Goal of the exercise:
Across the entries, how many lines have the string "this" in them? Reply with only a number.

— Start Entries —

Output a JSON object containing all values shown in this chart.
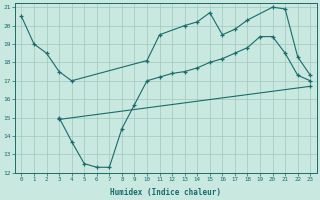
{
  "xlabel": "Humidex (Indice chaleur)",
  "bg_color": "#c8e8e0",
  "grid_color": "#a0c8c0",
  "line_color": "#1a6b6b",
  "xlim": [
    -0.5,
    23.5
  ],
  "ylim": [
    12,
    21.2
  ],
  "yticks": [
    12,
    13,
    14,
    15,
    16,
    17,
    18,
    19,
    20,
    21
  ],
  "xticks": [
    0,
    1,
    2,
    3,
    4,
    5,
    6,
    7,
    8,
    9,
    10,
    11,
    12,
    13,
    14,
    15,
    16,
    17,
    18,
    19,
    20,
    21,
    22,
    23
  ],
  "line1_x": [
    0,
    1,
    2,
    3,
    4,
    10,
    11,
    13,
    14,
    15,
    16,
    17,
    18,
    20,
    21,
    22,
    23
  ],
  "line1_y": [
    20.5,
    19.0,
    18.5,
    17.5,
    17.0,
    18.1,
    19.5,
    20.0,
    20.2,
    20.7,
    19.5,
    19.8,
    20.3,
    21.0,
    20.9,
    18.3,
    17.3
  ],
  "line2_x": [
    3,
    4,
    5,
    6,
    7,
    8,
    9,
    10,
    11,
    12,
    13,
    14,
    15,
    16,
    17,
    18,
    19,
    20,
    21,
    22,
    23
  ],
  "line2_y": [
    15.0,
    13.7,
    12.5,
    12.3,
    12.3,
    14.4,
    15.7,
    17.0,
    17.2,
    17.4,
    17.5,
    17.7,
    18.0,
    18.2,
    18.5,
    18.8,
    19.4,
    19.4,
    18.5,
    17.3,
    17.0
  ],
  "line3_x": [
    3,
    23
  ],
  "line3_y": [
    14.9,
    16.7
  ]
}
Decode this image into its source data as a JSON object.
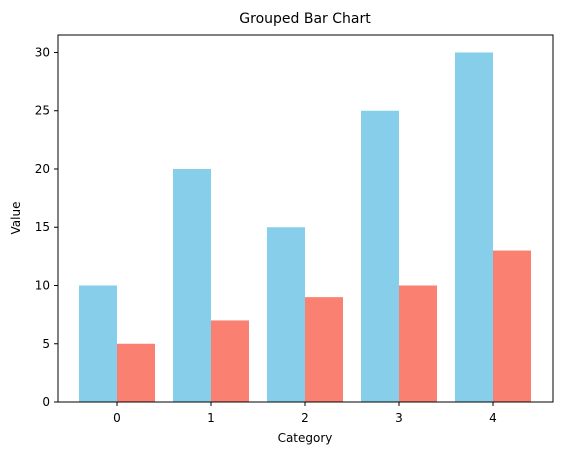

— End Entries —

Final result:
2